# [Data extract]

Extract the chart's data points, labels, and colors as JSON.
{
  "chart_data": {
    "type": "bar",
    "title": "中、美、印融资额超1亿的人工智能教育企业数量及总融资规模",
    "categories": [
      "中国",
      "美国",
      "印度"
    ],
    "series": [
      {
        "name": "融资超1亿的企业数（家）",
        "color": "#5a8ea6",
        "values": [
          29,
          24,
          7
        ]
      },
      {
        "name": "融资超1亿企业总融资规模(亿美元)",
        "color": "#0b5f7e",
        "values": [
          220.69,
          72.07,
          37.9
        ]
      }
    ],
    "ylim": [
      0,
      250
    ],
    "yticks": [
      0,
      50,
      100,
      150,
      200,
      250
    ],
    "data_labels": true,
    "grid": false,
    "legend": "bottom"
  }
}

# [Given request]
Reproduce the complete data exactly as presented above.

# [Correct output]
Extract the chart's data points, labels, and colors as JSON.
{
  "chart_data": {
    "type": "bar",
    "title": "中、美、印融资额超1亿的人工智能教育企业数量及总融资规模",
    "categories": [
      "中国",
      "美国",
      "印度"
    ],
    "series": [
      {
        "name": "融资超1亿的企业数（家）",
        "color": "#5a8ea6",
        "values": [
          29,
          24,
          7
        ]
      },
      {
        "name": "融资超1亿企业总融资规模(亿美元)",
        "color": "#0b5f7e",
        "values": [
          220.69,
          72.07,
          37.9
        ]
      }
    ],
    "ylim": [
      0,
      250
    ],
    "yticks": [
      0,
      50,
      100,
      150,
      200,
      250
    ],
    "data_labels": true,
    "grid": false,
    "legend": "bottom"
  }
}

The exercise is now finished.